To be done:
Please give the entries again in full and exactly, without any picture.

┄┄┄┄┄┄┄┄┄┄

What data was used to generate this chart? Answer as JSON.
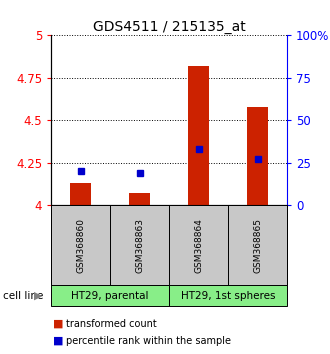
{
  "title": "GDS4511 / 215135_at",
  "samples": [
    "GSM368860",
    "GSM368863",
    "GSM368864",
    "GSM368865"
  ],
  "red_values": [
    4.13,
    4.07,
    4.82,
    4.58
  ],
  "blue_values_pct": [
    20,
    19,
    33,
    27
  ],
  "ylim_left": [
    4.0,
    5.0
  ],
  "ylim_right": [
    0,
    100
  ],
  "left_ticks": [
    4.0,
    4.25,
    4.5,
    4.75,
    5.0
  ],
  "right_ticks": [
    0,
    25,
    50,
    75,
    100
  ],
  "right_tick_labels": [
    "0",
    "25",
    "50",
    "75",
    "100%"
  ],
  "cell_lines": [
    "HT29, parental",
    "HT29, 1st spheres"
  ],
  "cell_line_spans": [
    [
      0,
      2
    ],
    [
      2,
      4
    ]
  ],
  "bar_color": "#cc2200",
  "dot_color": "#0000cc",
  "gray_box_color": "#c8c8c8",
  "green_box_color": "#88ee88",
  "bar_width": 0.35,
  "baseline": 4.0,
  "background_color": "#ffffff",
  "n_samples": 4
}
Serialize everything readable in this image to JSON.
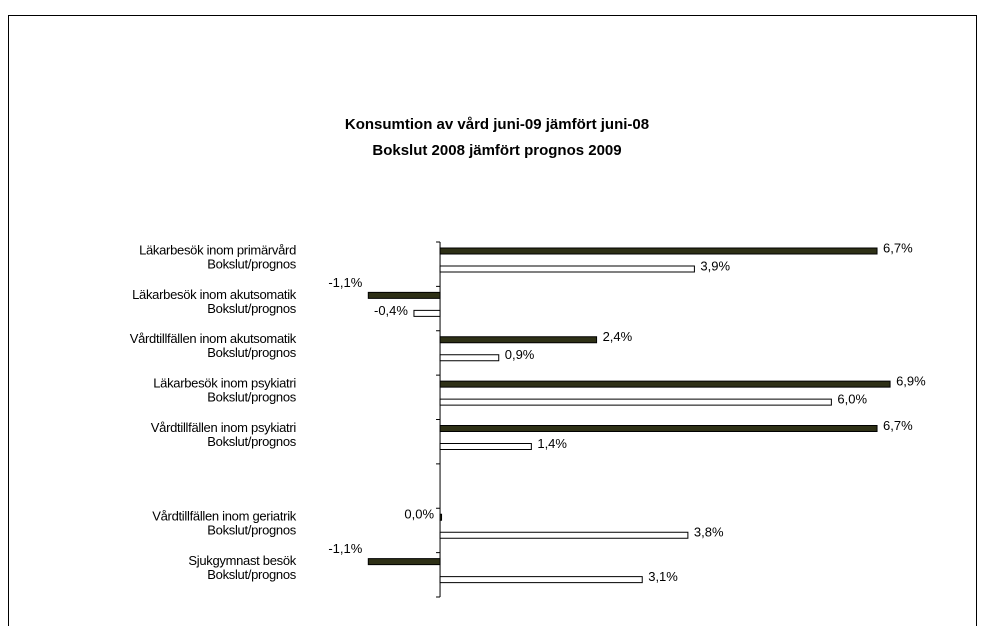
{
  "chart_data": {
    "type": "hbar",
    "title": "Konsumtion av vård juni-09 jämfört juni-08",
    "subtitle": "Bokslut 2008 jämfört prognos 2009",
    "categories": [
      [
        "Läkarbesök inom primärvård",
        "Bokslut/prognos"
      ],
      [
        "Läkarbesök inom akutsomatik",
        "Bokslut/prognos"
      ],
      [
        "Vårdtillfällen inom akutsomatik",
        "Bokslut/prognos"
      ],
      [
        "Läkarbesök inom psykiatri",
        "Bokslut/prognos"
      ],
      [
        "Vårdtillfällen inom psykiatri",
        "Bokslut/prognos"
      ],
      null,
      [
        "Vårdtillfällen inom geriatrik",
        "Bokslut/prognos"
      ],
      [
        "Sjukgymnast besök",
        "Bokslut/prognos"
      ]
    ],
    "series": [
      {
        "color": "#2e3016",
        "values": [
          6.7,
          -1.1,
          2.4,
          6.9,
          6.7,
          null,
          0.0,
          -1.1
        ],
        "value_labels": [
          "6,7%",
          "-1,1%",
          "2,4%",
          "6,9%",
          "6,7%",
          null,
          "0,0%",
          "-1,1%"
        ]
      },
      {
        "color": "#ffffff",
        "values": [
          3.9,
          -0.4,
          0.9,
          6.0,
          1.4,
          null,
          3.8,
          3.1
        ],
        "value_labels": [
          "3,9%",
          "-0,4%",
          "0,9%",
          "6,0%",
          "1,4%",
          null,
          "3,8%",
          "3,1%"
        ]
      }
    ],
    "xlim": [
      -2,
      7
    ]
  }
}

┄┄┄┄┄┄┄┄┄┄

Response to the task:
What data was used to generate this chart? Answer as JSON.
{
  "title": "GDS4511 / 215135_at",
  "samples": [
    "GSM368860",
    "GSM368863",
    "GSM368864",
    "GSM368865"
  ],
  "red_values": [
    4.13,
    4.07,
    4.82,
    4.58
  ],
  "blue_values_pct": [
    20,
    19,
    33,
    27
  ],
  "ylim_left": [
    4.0,
    5.0
  ],
  "ylim_right": [
    0,
    100
  ],
  "left_ticks": [
    4.0,
    4.25,
    4.5,
    4.75,
    5.0
  ],
  "right_ticks": [
    0,
    25,
    50,
    75,
    100
  ],
  "right_tick_labels": [
    "0",
    "25",
    "50",
    "75",
    "100%"
  ],
  "cell_lines": [
    "HT29, parental",
    "HT29, 1st spheres"
  ],
  "cell_line_spans": [
    [
      0,
      2
    ],
    [
      2,
      4
    ]
  ],
  "bar_color": "#cc2200",
  "dot_color": "#0000cc",
  "gray_box_color": "#c8c8c8",
  "green_box_color": "#88ee88",
  "bar_width": 0.35,
  "baseline": 4.0,
  "background_color": "#ffffff",
  "n_samples": 4
}
Serialize everything readable in this image to JSON.
{
  "chart_data": {
    "type": "hbar",
    "title": "Konsumtion av vård juni-09 jämfört juni-08",
    "subtitle": "Bokslut 2008 jämfört prognos 2009",
    "categories": [
      [
        "Läkarbesök inom primärvård",
        "Bokslut/prognos"
      ],
      [
        "Läkarbesök inom akutsomatik",
        "Bokslut/prognos"
      ],
      [
        "Vårdtillfällen inom akutsomatik",
        "Bokslut/prognos"
      ],
      [
        "Läkarbesök inom psykiatri",
        "Bokslut/prognos"
      ],
      [
        "Vårdtillfällen inom psykiatri",
        "Bokslut/prognos"
      ],
      null,
      [
        "Vårdtillfällen inom geriatrik",
        "Bokslut/prognos"
      ],
      [
        "Sjukgymnast besök",
        "Bokslut/prognos"
      ]
    ],
    "series": [
      {
        "color": "#2e3016",
        "values": [
          6.7,
          -1.1,
          2.4,
          6.9,
          6.7,
          null,
          0.0,
          -1.1
        ],
        "value_labels": [
          "6,7%",
          "-1,1%",
          "2,4%",
          "6,9%",
          "6,7%",
          null,
          "0,0%",
          "-1,1%"
        ]
      },
      {
        "color": "#ffffff",
        "values": [
          3.9,
          -0.4,
          0.9,
          6.0,
          1.4,
          null,
          3.8,
          3.1
        ],
        "value_labels": [
          "3,9%",
          "-0,4%",
          "0,9%",
          "6,0%",
          "1,4%",
          null,
          "3,8%",
          "3,1%"
        ]
      }
    ],
    "xlim": [
      -2,
      7
    ]
  }
}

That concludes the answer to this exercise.